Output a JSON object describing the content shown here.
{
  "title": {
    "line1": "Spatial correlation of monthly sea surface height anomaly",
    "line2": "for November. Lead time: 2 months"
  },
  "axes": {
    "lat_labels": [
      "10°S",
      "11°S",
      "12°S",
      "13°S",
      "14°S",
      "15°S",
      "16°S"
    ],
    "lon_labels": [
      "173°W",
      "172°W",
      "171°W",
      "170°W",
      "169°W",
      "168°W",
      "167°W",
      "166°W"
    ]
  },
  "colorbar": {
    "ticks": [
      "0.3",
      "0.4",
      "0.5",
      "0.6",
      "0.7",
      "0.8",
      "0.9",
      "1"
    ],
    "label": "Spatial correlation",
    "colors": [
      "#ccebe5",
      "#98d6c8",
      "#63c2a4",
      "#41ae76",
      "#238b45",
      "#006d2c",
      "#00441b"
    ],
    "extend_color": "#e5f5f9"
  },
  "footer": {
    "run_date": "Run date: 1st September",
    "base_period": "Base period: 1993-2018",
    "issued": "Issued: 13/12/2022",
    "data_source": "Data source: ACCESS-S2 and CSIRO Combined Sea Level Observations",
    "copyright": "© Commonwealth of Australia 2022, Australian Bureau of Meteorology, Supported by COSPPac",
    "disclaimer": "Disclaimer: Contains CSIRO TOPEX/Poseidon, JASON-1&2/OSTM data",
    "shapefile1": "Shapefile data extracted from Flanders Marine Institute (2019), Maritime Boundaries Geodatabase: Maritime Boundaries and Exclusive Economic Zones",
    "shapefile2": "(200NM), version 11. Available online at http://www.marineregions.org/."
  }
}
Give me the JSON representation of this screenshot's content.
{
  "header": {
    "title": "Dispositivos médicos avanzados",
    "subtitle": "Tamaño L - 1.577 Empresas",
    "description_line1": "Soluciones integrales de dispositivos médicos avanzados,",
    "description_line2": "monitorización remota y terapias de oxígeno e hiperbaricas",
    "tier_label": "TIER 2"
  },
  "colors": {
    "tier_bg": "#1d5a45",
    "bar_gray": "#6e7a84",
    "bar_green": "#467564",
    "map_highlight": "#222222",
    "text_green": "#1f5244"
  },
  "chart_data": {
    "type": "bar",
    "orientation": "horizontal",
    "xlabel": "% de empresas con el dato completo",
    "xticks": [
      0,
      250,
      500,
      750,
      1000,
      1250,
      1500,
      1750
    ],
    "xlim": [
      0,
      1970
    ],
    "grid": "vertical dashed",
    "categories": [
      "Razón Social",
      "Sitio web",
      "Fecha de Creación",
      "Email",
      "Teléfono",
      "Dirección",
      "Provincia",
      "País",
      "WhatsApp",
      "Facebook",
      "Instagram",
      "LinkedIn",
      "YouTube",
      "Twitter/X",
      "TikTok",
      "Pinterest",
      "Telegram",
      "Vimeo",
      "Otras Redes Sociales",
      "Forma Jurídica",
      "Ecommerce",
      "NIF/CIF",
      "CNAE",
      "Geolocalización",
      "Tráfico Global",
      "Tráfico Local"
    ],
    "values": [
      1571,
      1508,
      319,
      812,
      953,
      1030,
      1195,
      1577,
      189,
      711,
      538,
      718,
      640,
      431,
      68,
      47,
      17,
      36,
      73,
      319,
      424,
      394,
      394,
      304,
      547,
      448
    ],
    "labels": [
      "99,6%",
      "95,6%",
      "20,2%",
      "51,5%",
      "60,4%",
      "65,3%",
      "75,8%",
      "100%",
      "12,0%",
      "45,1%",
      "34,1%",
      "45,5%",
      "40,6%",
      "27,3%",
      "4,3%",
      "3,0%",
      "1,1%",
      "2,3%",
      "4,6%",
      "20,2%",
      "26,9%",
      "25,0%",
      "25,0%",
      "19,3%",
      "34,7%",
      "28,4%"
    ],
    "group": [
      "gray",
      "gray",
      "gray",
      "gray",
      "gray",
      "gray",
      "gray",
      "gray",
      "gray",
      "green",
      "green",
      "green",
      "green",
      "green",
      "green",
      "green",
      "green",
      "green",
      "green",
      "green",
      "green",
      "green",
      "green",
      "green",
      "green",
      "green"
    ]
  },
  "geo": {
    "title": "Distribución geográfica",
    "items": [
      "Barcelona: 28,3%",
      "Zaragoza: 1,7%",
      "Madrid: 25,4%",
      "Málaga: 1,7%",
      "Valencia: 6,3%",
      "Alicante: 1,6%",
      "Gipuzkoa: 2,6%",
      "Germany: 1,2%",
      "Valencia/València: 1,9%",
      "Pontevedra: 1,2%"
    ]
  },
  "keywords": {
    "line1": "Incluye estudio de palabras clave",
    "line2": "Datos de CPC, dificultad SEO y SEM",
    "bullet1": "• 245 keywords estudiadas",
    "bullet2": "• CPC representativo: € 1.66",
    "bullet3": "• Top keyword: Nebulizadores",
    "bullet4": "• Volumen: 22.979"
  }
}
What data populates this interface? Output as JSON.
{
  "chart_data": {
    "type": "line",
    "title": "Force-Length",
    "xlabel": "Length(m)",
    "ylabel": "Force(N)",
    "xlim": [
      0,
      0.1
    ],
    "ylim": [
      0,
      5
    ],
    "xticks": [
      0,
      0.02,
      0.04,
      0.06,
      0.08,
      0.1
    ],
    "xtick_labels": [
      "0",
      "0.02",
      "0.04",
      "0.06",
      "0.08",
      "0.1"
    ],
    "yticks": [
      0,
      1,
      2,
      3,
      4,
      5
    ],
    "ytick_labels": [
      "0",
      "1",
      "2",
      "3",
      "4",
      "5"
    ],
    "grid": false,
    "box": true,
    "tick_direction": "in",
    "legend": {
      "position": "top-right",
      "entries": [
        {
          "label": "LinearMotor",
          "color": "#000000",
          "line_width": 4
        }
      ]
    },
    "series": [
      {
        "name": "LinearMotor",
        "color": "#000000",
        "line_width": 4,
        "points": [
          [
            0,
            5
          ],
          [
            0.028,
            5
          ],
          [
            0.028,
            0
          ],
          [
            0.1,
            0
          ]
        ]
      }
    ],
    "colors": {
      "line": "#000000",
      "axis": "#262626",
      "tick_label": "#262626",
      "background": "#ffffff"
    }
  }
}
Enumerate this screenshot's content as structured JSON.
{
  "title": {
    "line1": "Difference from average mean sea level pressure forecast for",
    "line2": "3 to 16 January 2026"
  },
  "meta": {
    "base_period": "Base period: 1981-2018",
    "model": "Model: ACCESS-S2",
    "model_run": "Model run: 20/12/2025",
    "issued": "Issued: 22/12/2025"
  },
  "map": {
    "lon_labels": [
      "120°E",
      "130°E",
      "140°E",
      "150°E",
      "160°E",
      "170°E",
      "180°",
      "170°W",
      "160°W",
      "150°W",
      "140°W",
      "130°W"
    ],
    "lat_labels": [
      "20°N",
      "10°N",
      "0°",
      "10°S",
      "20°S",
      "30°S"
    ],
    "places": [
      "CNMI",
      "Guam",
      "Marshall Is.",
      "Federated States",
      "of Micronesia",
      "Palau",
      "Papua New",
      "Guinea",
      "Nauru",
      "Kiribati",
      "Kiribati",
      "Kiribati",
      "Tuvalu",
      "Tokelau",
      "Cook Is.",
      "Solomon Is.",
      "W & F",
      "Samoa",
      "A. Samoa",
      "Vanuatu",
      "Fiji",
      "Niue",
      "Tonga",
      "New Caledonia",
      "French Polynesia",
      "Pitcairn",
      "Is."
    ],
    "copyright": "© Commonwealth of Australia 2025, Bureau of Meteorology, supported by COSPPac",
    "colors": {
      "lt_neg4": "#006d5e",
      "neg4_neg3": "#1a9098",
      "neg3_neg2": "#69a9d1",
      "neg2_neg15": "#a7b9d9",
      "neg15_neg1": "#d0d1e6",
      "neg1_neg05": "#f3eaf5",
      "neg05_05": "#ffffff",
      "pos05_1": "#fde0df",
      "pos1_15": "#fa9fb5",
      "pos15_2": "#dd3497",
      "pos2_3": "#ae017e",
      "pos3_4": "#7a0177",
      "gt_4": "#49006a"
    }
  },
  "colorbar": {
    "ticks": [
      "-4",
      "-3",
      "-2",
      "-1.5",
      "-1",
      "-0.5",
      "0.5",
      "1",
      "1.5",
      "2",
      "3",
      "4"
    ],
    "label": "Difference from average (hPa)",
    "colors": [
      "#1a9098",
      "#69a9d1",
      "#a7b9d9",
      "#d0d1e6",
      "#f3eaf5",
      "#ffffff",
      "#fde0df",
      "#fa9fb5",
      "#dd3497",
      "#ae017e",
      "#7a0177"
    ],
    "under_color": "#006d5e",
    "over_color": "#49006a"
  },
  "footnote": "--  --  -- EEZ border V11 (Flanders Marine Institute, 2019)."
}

════════════════════

Say how many lines in this listing hold the string "JSON", giving the count and nothing more.

▶ RESPONSE TO THE EXERCISE: 4